** JOB **
Write out all of the entries that follow, word for word, but skip the pictures.

** ENTRIES SUPPLIED **
________________________________________

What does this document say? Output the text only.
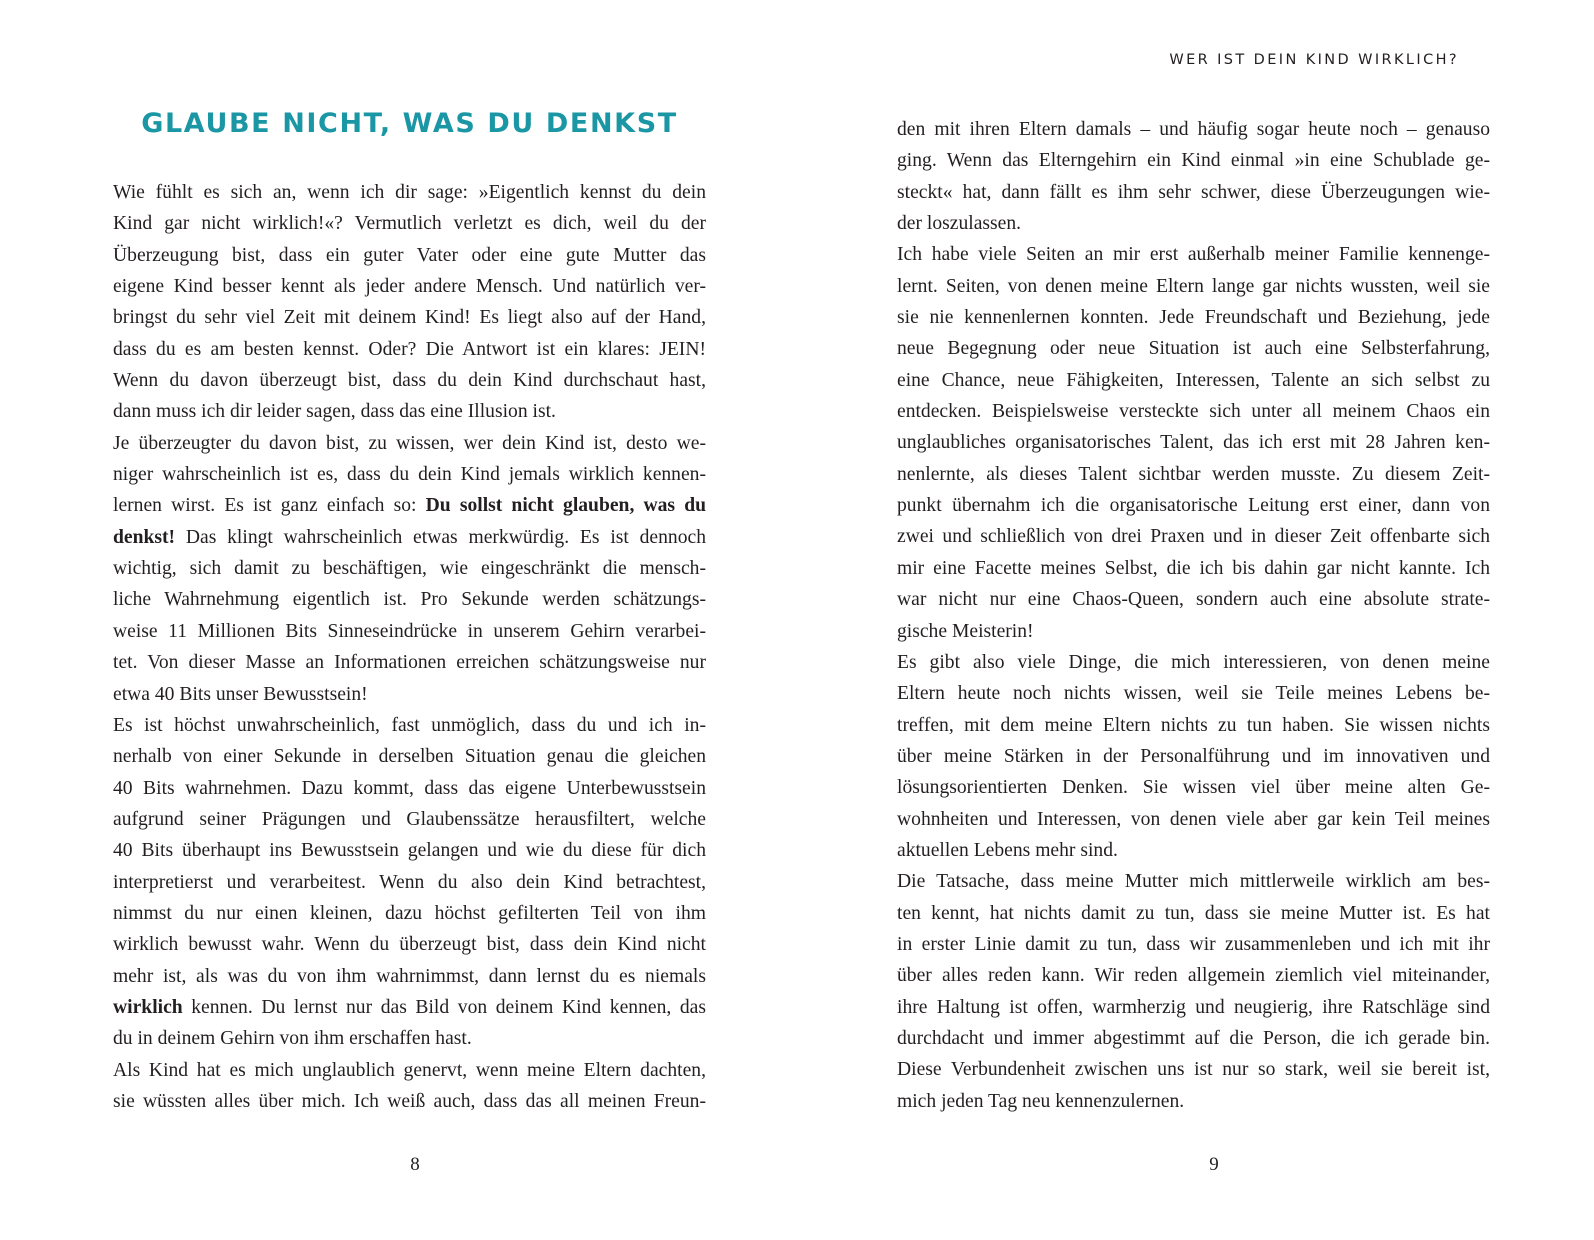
GLAUBE NICHT, WAS DU DENKST
Wie fühlt es sich an, wenn ich dir sage: »Eigentlich kennst du dein
Kind gar nicht wirklich!«? Vermutlich verletzt es dich, weil du der
Überzeugung bist, dass ein guter Vater oder eine gute Mutter das
eigene Kind besser kennt als jeder andere Mensch. Und natürlich ver-
bringst du sehr viel Zeit mit deinem Kind! Es liegt also auf der Hand,
dass du es am besten kennst. Oder? Die Antwort ist ein klares: JEIN!
Wenn du davon überzeugt bist, dass du dein Kind durchschaut hast,
dann muss ich dir leider sagen, dass das eine Illusion ist.
Je überzeugter du davon bist, zu wissen, wer dein Kind ist, desto we-
niger wahrscheinlich ist es, dass du dein Kind jemals wirklich kennen-
lernen wirst. Es ist ganz einfach so: Du sollst nicht glauben, was du
denkst! Das klingt wahrscheinlich etwas merkwürdig. Es ist dennoch
wichtig, sich damit zu beschäftigen, wie eingeschränkt die mensch-
liche Wahrnehmung eigentlich ist. Pro Sekunde werden schätzungs-
weise 11 Millionen Bits Sinneseindrücke in unserem Gehirn verarbei-
tet. Von dieser Masse an Informationen erreichen schätzungsweise nur
etwa 40 Bits unser Bewusstsein!
Es ist höchst unwahrscheinlich, fast unmöglich, dass du und ich in-
nerhalb von einer Sekunde in derselben Situation genau die gleichen
40 Bits wahrnehmen. Dazu kommt, dass das eigene Unterbewusstsein
aufgrund seiner Prägungen und Glaubenssätze herausfiltert, welche
40 Bits überhaupt ins Bewusstsein gelangen und wie du diese für dich
interpretierst und verarbeitest. Wenn du also dein Kind betrachtest,
nimmst du nur einen kleinen, dazu höchst gefilterten Teil von ihm
wirklich bewusst wahr. Wenn du überzeugt bist, dass dein Kind nicht
mehr ist, als was du von ihm wahrnimmst, dann lernst du es niemals
wirklich kennen. Du lernst nur das Bild von deinem Kind kennen, das
du in deinem Gehirn von ihm erschaffen hast.
Als Kind hat es mich unglaublich genervt, wenn meine Eltern dachten,
sie wüssten alles über mich. Ich weiß auch, dass das all meinen Freun-
8
WER IST DEIN KIND WIRKLICH?
den mit ihren Eltern damals – und häufig sogar heute noch – genauso
ging. Wenn das Elterngehirn ein Kind einmal »in eine Schublade ge-
steckt« hat, dann fällt es ihm sehr schwer, diese Überzeugungen wie-
der loszulassen.
Ich habe viele Seiten an mir erst außerhalb meiner Familie kennenge-
lernt. Seiten, von denen meine Eltern lange gar nichts wussten, weil sie
sie nie kennenlernen konnten. Jede Freundschaft und Beziehung, jede
neue Begegnung oder neue Situation ist auch eine Selbsterfahrung,
eine Chance, neue Fähigkeiten, Interessen, Talente an sich selbst zu
entdecken. Beispielsweise versteckte sich unter all meinem Chaos ein
unglaubliches organisatorisches Talent, das ich erst mit 28 Jahren ken-
nenlernte, als dieses Talent sichtbar werden musste. Zu diesem Zeit-
punkt übernahm ich die organisatorische Leitung erst einer, dann von
zwei und schließlich von drei Praxen und in dieser Zeit offenbarte sich
mir eine Facette meines Selbst, die ich bis dahin gar nicht kannte. Ich
war nicht nur eine Chaos-Queen, sondern auch eine absolute strate-
gische Meisterin!
Es gibt also viele Dinge, die mich interessieren, von denen meine
Eltern heute noch nichts wissen, weil sie Teile meines Lebens be-
treffen, mit dem meine Eltern nichts zu tun haben. Sie wissen nichts
über meine Stärken in der Personalführung und im innovativen und
lösungsorientierten Denken. Sie wissen viel über meine alten Ge-
wohnheiten und Interessen, von denen viele aber gar kein Teil meines
aktuellen Lebens mehr sind.
Die Tatsache, dass meine Mutter mich mittlerweile wirklich am bes-
ten kennt, hat nichts damit zu tun, dass sie meine Mutter ist. Es hat
in erster Linie damit zu tun, dass wir zusammenleben und ich mit ihr
über alles reden kann. Wir reden allgemein ziemlich viel miteinander,
ihre Haltung ist offen, warmherzig und neugierig, ihre Ratschläge sind
durchdacht und immer abgestimmt auf die Person, die ich gerade bin.
Diese Verbundenheit zwischen uns ist nur so stark, weil sie bereit ist,
mich jeden Tag neu kennenzulernen.
9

________________________________________

** FINAL ANSWER **
What does this document say? Output the text only.
GLAUBE NICHT, WAS DU DENKST
Wie fühlt es sich an, wenn ich dir sage: »Eigentlich kennst du dein
Kind gar nicht wirklich!«? Vermutlich verletzt es dich, weil du der
Überzeugung bist, dass ein guter Vater oder eine gute Mutter das
eigene Kind besser kennt als jeder andere Mensch. Und natürlich ver-
bringst du sehr viel Zeit mit deinem Kind! Es liegt also auf der Hand,
dass du es am besten kennst. Oder? Die Antwort ist ein klares: JEIN!
Wenn du davon überzeugt bist, dass du dein Kind durchschaut hast,
dann muss ich dir leider sagen, dass das eine Illusion ist.
Je überzeugter du davon bist, zu wissen, wer dein Kind ist, desto we-
niger wahrscheinlich ist es, dass du dein Kind jemals wirklich kennen-
lernen wirst. Es ist ganz einfach so: Du sollst nicht glauben, was du
denkst! Das klingt wahrscheinlich etwas merkwürdig. Es ist dennoch
wichtig, sich damit zu beschäftigen, wie eingeschränkt die mensch-
liche Wahrnehmung eigentlich ist. Pro Sekunde werden schätzungs-
weise 11 Millionen Bits Sinneseindrücke in unserem Gehirn verarbei-
tet. Von dieser Masse an Informationen erreichen schätzungsweise nur
etwa 40 Bits unser Bewusstsein!
Es ist höchst unwahrscheinlich, fast unmöglich, dass du und ich in-
nerhalb von einer Sekunde in derselben Situation genau die gleichen
40 Bits wahrnehmen. Dazu kommt, dass das eigene Unterbewusstsein
aufgrund seiner Prägungen und Glaubenssätze herausfiltert, welche
40 Bits überhaupt ins Bewusstsein gelangen und wie du diese für dich
interpretierst und verarbeitest. Wenn du also dein Kind betrachtest,
nimmst du nur einen kleinen, dazu höchst gefilterten Teil von ihm
wirklich bewusst wahr. Wenn du überzeugt bist, dass dein Kind nicht
mehr ist, als was du von ihm wahrnimmst, dann lernst du es niemals
wirklich kennen. Du lernst nur das Bild von deinem Kind kennen, das
du in deinem Gehirn von ihm erschaffen hast.
Als Kind hat es mich unglaublich genervt, wenn meine Eltern dachten,
sie wüssten alles über mich. Ich weiß auch, dass das all meinen Freun-
8
WER IST DEIN KIND WIRKLICH?
den mit ihren Eltern damals – und häufig sogar heute noch – genauso
ging. Wenn das Elterngehirn ein Kind einmal »in eine Schublade ge-
steckt« hat, dann fällt es ihm sehr schwer, diese Überzeugungen wie-
der loszulassen.
Ich habe viele Seiten an mir erst außerhalb meiner Familie kennenge-
lernt. Seiten, von denen meine Eltern lange gar nichts wussten, weil sie
sie nie kennenlernen konnten. Jede Freundschaft und Beziehung, jede
neue Begegnung oder neue Situation ist auch eine Selbsterfahrung,
eine Chance, neue Fähigkeiten, Interessen, Talente an sich selbst zu
entdecken. Beispielsweise versteckte sich unter all meinem Chaos ein
unglaubliches organisatorisches Talent, das ich erst mit 28 Jahren ken-
nenlernte, als dieses Talent sichtbar werden musste. Zu diesem Zeit-
punkt übernahm ich die organisatorische Leitung erst einer, dann von
zwei und schließlich von drei Praxen und in dieser Zeit offenbarte sich
mir eine Facette meines Selbst, die ich bis dahin gar nicht kannte. Ich
war nicht nur eine Chaos-Queen, sondern auch eine absolute strate-
gische Meisterin!
Es gibt also viele Dinge, die mich interessieren, von denen meine
Eltern heute noch nichts wissen, weil sie Teile meines Lebens be-
treffen, mit dem meine Eltern nichts zu tun haben. Sie wissen nichts
über meine Stärken in der Personalführung und im innovativen und
lösungsorientierten Denken. Sie wissen viel über meine alten Ge-
wohnheiten und Interessen, von denen viele aber gar kein Teil meines
aktuellen Lebens mehr sind.
Die Tatsache, dass meine Mutter mich mittlerweile wirklich am bes-
ten kennt, hat nichts damit zu tun, dass sie meine Mutter ist. Es hat
in erster Linie damit zu tun, dass wir zusammenleben und ich mit ihr
über alles reden kann. Wir reden allgemein ziemlich viel miteinander,
ihre Haltung ist offen, warmherzig und neugierig, ihre Ratschläge sind
durchdacht und immer abgestimmt auf die Person, die ich gerade bin.
Diese Verbundenheit zwischen uns ist nur so stark, weil sie bereit ist,
mich jeden Tag neu kennenzulernen.
9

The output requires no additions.